[What to do] A partial copy is required: transcribe exactly the lines from the one containing "Parse this screenshot: output" through the last line below, without any pictures.
----- Material provided
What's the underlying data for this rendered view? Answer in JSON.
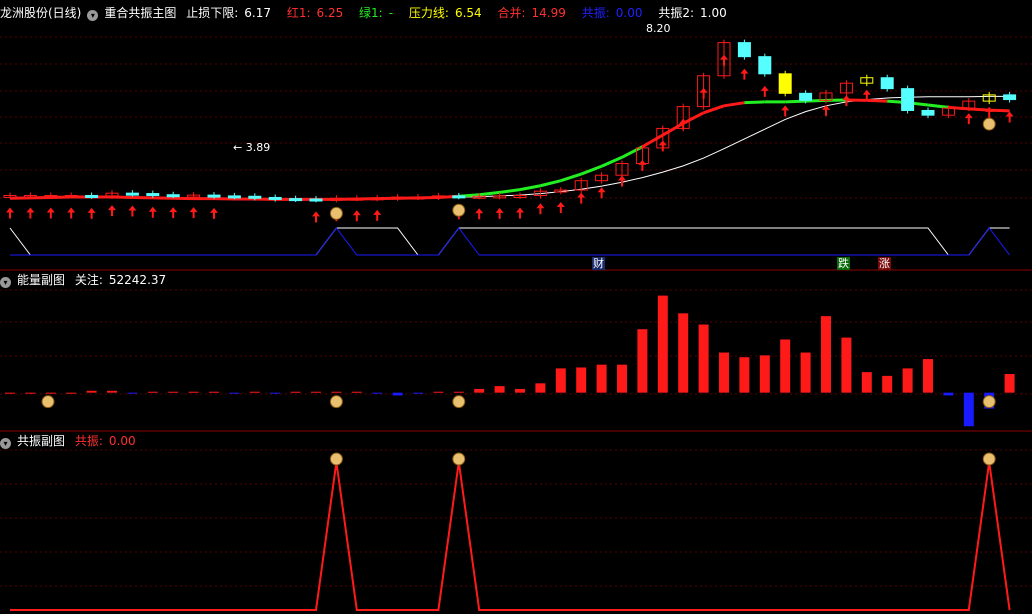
{
  "panel1": {
    "stock": "龙洲股份(日线)",
    "indicator": "重合共振主图",
    "stop_label": "止损下限:",
    "stop_value": "6.17",
    "red_label": "红1:",
    "red_value": "6.25",
    "green_label": "绿1:",
    "green_value": "-",
    "pressure_label": "压力线:",
    "pressure_value": "6.54",
    "merge_label": "合并:",
    "merge_value": "14.99",
    "res_label": "共振:",
    "res_value": "0.00",
    "res2_label": "共振2:",
    "res2_value": "1.00",
    "high_annotation": "8.20",
    "low_annotation": "← 3.89",
    "tag_cai": "财",
    "tag_die": "跌",
    "tag_zhang": "涨"
  },
  "panel2": {
    "name": "能量副图",
    "focus_label": "关注:",
    "focus_value": "52242.37"
  },
  "panel3": {
    "name": "共振副图",
    "res_label": "共振:",
    "res_value": "0.00"
  },
  "colors": {
    "up": "#ff1a1a",
    "down": "#1a1aff",
    "green": "#22ee22",
    "cyan": "#55ffff",
    "yellow": "#ffff00",
    "white": "#ffffff",
    "grid": "#5a0000",
    "border": "#8b0000"
  },
  "chart_data": [
    {
      "type": "line",
      "title": "重合共振主图",
      "x": [
        1,
        2,
        3,
        4,
        5,
        6,
        7,
        8,
        9,
        10,
        11,
        12,
        13,
        14,
        15,
        16,
        17,
        18,
        19,
        20,
        21,
        22,
        23,
        24,
        25,
        26,
        27,
        28,
        29,
        30,
        31,
        32,
        33,
        34,
        35,
        36,
        37,
        38,
        39,
        40,
        41,
        42,
        43,
        44,
        45,
        46,
        47,
        48,
        49,
        50
      ],
      "series": [
        {
          "name": "close",
          "values": [
            4.0,
            4.0,
            4.0,
            4.0,
            3.99,
            4.06,
            4.05,
            4.02,
            4.01,
            4.01,
            3.99,
            3.98,
            3.95,
            3.92,
            3.91,
            3.9,
            3.93,
            3.93,
            3.94,
            3.96,
            3.96,
            3.99,
            3.98,
            3.98,
            3.99,
            4.0,
            4.11,
            4.14,
            4.38,
            4.52,
            4.82,
            5.22,
            5.72,
            6.28,
            7.07,
            7.92,
            7.56,
            7.12,
            6.62,
            6.44,
            6.63,
            6.88,
            7.02,
            6.74,
            6.18,
            6.06,
            6.24,
            6.42,
            6.58,
            6.46
          ]
        },
        {
          "name": "stop",
          "values": [
            3.93,
            3.94,
            3.95,
            3.96,
            3.96,
            3.96,
            3.95,
            3.94,
            3.93,
            3.92,
            3.92,
            3.91,
            3.91,
            3.9,
            3.9,
            3.9,
            3.9,
            3.91,
            3.92,
            3.93,
            3.94,
            3.95,
            3.98,
            4.02,
            4.08,
            4.15,
            4.25,
            4.38,
            4.55,
            4.75,
            4.98,
            5.25,
            5.55,
            5.85,
            6.12,
            6.3,
            6.38,
            6.4,
            6.4,
            6.42,
            6.44,
            6.45,
            6.44,
            6.42,
            6.38,
            6.32,
            6.26,
            6.22,
            6.19,
            6.17
          ]
        },
        {
          "name": "pressure",
          "values": [
            3.92,
            3.93,
            3.94,
            3.94,
            3.95,
            3.95,
            3.95,
            3.94,
            3.93,
            3.93,
            3.92,
            3.92,
            3.91,
            3.91,
            3.9,
            3.9,
            3.91,
            3.91,
            3.92,
            3.93,
            3.94,
            3.95,
            3.96,
            3.97,
            3.99,
            4.01,
            4.05,
            4.1,
            4.16,
            4.24,
            4.34,
            4.46,
            4.6,
            4.76,
            4.96,
            5.2,
            5.45,
            5.7,
            5.95,
            6.15,
            6.3,
            6.4,
            6.46,
            6.5,
            6.52,
            6.53,
            6.53,
            6.53,
            6.54,
            6.54
          ]
        }
      ],
      "annotations": [
        "8.20",
        "← 3.89"
      ],
      "ylim": [
        3.5,
        8.5
      ]
    },
    {
      "type": "line",
      "title": "",
      "x": [
        1,
        2,
        3,
        4,
        5,
        6,
        7,
        8,
        9,
        10,
        11,
        12,
        13,
        14,
        15,
        16,
        17,
        18,
        19,
        20,
        21,
        22,
        23,
        24,
        25,
        26,
        27,
        28,
        29,
        30,
        31,
        32,
        33,
        34,
        35,
        36,
        37,
        38,
        39,
        40,
        41,
        42,
        43,
        44,
        45,
        46,
        47,
        48,
        49,
        50
      ],
      "series": [
        {
          "name": "white",
          "values": [
            1,
            0,
            0,
            0,
            0,
            0,
            0,
            0,
            0,
            0,
            0,
            0,
            0,
            0,
            0,
            0,
            1,
            1,
            1,
            1,
            0,
            0,
            1,
            1,
            1,
            1,
            1,
            1,
            1,
            1,
            1,
            1,
            1,
            1,
            1,
            1,
            1,
            1,
            1,
            1,
            1,
            1,
            1,
            1,
            1,
            1,
            0,
            0,
            1,
            1
          ]
        },
        {
          "name": "blue",
          "values": [
            0,
            0,
            0,
            0,
            0,
            0,
            0,
            0,
            0,
            0,
            0,
            0,
            0,
            0,
            0,
            0,
            1,
            0,
            0,
            0,
            0,
            0,
            1,
            0,
            0,
            0,
            0,
            0,
            0,
            0,
            0,
            0,
            0,
            0,
            0,
            0,
            0,
            0,
            0,
            0,
            0,
            0,
            0,
            0,
            0,
            0,
            0,
            0,
            1,
            0
          ]
        }
      ],
      "annotations": [
        "财",
        "跌",
        "涨"
      ],
      "ylim": [
        0,
        1
      ]
    },
    {
      "type": "bar",
      "title": "能量副图",
      "categories": [
        1,
        2,
        3,
        4,
        5,
        6,
        7,
        8,
        9,
        10,
        11,
        12,
        13,
        14,
        15,
        16,
        17,
        18,
        19,
        20,
        21,
        22,
        23,
        24,
        25,
        26,
        27,
        28,
        29,
        30,
        31,
        32,
        33,
        34,
        35,
        36,
        37,
        38,
        39,
        40,
        41,
        42,
        43,
        44,
        45,
        46,
        47,
        48,
        49,
        50
      ],
      "values": [
        0,
        0,
        0,
        0,
        2000,
        2000,
        -1000,
        1000,
        1000,
        1000,
        1000,
        -1000,
        1000,
        -1000,
        1000,
        1000,
        1000,
        1000,
        -1000,
        -3000,
        -1000,
        1000,
        1000,
        4000,
        7000,
        4000,
        10000,
        26000,
        27000,
        30000,
        30000,
        68000,
        104000,
        85000,
        73000,
        43000,
        38000,
        40000,
        57000,
        43000,
        82000,
        59000,
        22000,
        18000,
        26000,
        36000,
        -3000,
        -36000,
        -17000,
        20000
      ],
      "ylim": [
        -40000,
        110000
      ]
    },
    {
      "type": "line",
      "title": "共振副图",
      "x": [
        1,
        2,
        3,
        4,
        5,
        6,
        7,
        8,
        9,
        10,
        11,
        12,
        13,
        14,
        15,
        16,
        17,
        18,
        19,
        20,
        21,
        22,
        23,
        24,
        25,
        26,
        27,
        28,
        29,
        30,
        31,
        32,
        33,
        34,
        35,
        36,
        37,
        38,
        39,
        40,
        41,
        42,
        43,
        44,
        45,
        46,
        47,
        48,
        49,
        50
      ],
      "series": [
        {
          "name": "共振",
          "values": [
            0,
            0,
            0,
            0,
            0,
            0,
            0,
            0,
            0,
            0,
            0,
            0,
            0,
            0,
            0,
            0,
            1,
            0,
            0,
            0,
            0,
            0,
            1,
            0,
            0,
            0,
            0,
            0,
            0,
            0,
            0,
            0,
            0,
            0,
            0,
            0,
            0,
            0,
            0,
            0,
            0,
            0,
            0,
            0,
            0,
            0,
            0,
            0,
            1,
            0
          ]
        }
      ],
      "ylim": [
        0,
        1
      ]
    }
  ]
}
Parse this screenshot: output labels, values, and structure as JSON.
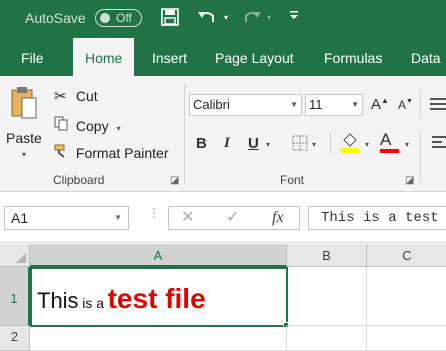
{
  "titlebar": {
    "autosave_label": "AutoSave",
    "autosave_state": "Off",
    "save_icon": "save-icon",
    "undo_icon": "undo-icon",
    "redo_icon": "redo-icon",
    "customize_icon": "customize-qat-icon"
  },
  "tabs": [
    "File",
    "Home",
    "Insert",
    "Page Layout",
    "Formulas",
    "Data"
  ],
  "active_tab": "Home",
  "clipboard": {
    "paste_label": "Paste",
    "cut_label": "Cut",
    "copy_label": "Copy",
    "format_painter_label": "Format Painter",
    "group_label": "Clipboard"
  },
  "font": {
    "family": "Calibri",
    "size": "11",
    "bold": "B",
    "italic": "I",
    "underline": "U",
    "grow": "A",
    "shrink": "A",
    "font_color": "A",
    "group_label": "Font",
    "highlight_color": "#ffff00",
    "font_color_value": "#ff0000"
  },
  "formula_bar": {
    "name_box": "A1",
    "cancel": "✕",
    "enter": "✓",
    "fx": "fx",
    "content": "This is a test"
  },
  "grid": {
    "columns": [
      "A",
      "B",
      "C"
    ],
    "rows": [
      "1",
      "2"
    ],
    "cell_a1": {
      "part1": "This",
      "part2": "is a",
      "part3": "test file",
      "accent": "#ff0000"
    }
  },
  "colors": {
    "brand": "#217346",
    "ribbon_bg": "#f3f3f3"
  }
}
----------
[Result for this task]
Parse this screenshot: output labels, values, and structure as JSON.
{
  "titlebar": {
    "autosave_label": "AutoSave",
    "autosave_state": "Off",
    "save_icon": "save-icon",
    "undo_icon": "undo-icon",
    "redo_icon": "redo-icon",
    "customize_icon": "customize-qat-icon"
  },
  "tabs": [
    "File",
    "Home",
    "Insert",
    "Page Layout",
    "Formulas",
    "Data"
  ],
  "active_tab": "Home",
  "clipboard": {
    "paste_label": "Paste",
    "cut_label": "Cut",
    "copy_label": "Copy",
    "format_painter_label": "Format Painter",
    "group_label": "Clipboard"
  },
  "font": {
    "family": "Calibri",
    "size": "11",
    "bold": "B",
    "italic": "I",
    "underline": "U",
    "grow": "A",
    "shrink": "A",
    "font_color": "A",
    "group_label": "Font",
    "highlight_color": "#ffff00",
    "font_color_value": "#ff0000"
  },
  "formula_bar": {
    "name_box": "A1",
    "cancel": "✕",
    "enter": "✓",
    "fx": "fx",
    "content": "This is a test"
  },
  "grid": {
    "columns": [
      "A",
      "B",
      "C"
    ],
    "rows": [
      "1",
      "2"
    ],
    "cell_a1": {
      "part1": "This",
      "part2": "is a",
      "part3": "test file",
      "accent": "#ff0000"
    }
  },
  "colors": {
    "brand": "#217346",
    "ribbon_bg": "#f3f3f3"
  }
}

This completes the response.